Stated problem:
Find the string "prévision" in the entries and copy each line that has it.
------------------------------------------------------------
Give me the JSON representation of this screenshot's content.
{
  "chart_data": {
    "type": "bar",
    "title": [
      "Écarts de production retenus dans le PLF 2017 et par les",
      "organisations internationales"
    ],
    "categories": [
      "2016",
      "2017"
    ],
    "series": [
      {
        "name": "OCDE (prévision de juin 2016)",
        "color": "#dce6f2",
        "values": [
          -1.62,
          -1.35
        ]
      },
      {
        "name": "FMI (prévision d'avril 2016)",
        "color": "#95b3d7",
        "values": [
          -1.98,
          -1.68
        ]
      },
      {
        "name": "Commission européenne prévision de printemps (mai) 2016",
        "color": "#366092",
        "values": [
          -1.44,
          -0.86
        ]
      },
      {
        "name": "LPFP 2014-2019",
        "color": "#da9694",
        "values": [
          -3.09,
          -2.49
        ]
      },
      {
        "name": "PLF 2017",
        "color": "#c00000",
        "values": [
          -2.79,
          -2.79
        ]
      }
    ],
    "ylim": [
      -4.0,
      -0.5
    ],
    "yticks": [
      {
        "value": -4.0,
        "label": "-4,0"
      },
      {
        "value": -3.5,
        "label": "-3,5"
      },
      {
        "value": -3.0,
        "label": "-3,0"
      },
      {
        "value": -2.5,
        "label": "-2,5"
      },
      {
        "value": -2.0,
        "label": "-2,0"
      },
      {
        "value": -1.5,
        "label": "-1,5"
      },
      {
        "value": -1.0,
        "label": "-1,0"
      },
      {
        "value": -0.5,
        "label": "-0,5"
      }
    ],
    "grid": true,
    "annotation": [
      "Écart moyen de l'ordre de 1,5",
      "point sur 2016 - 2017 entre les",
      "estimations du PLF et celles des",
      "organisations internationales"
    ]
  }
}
------------------------------------------------------------
Problem solution:
        "name": "OCDE (prévision de juin 2016)",
        "name": "FMI (prévision d'avril 2016)",
        "name": "Commission européenne prévision de printemps (mai) 2016",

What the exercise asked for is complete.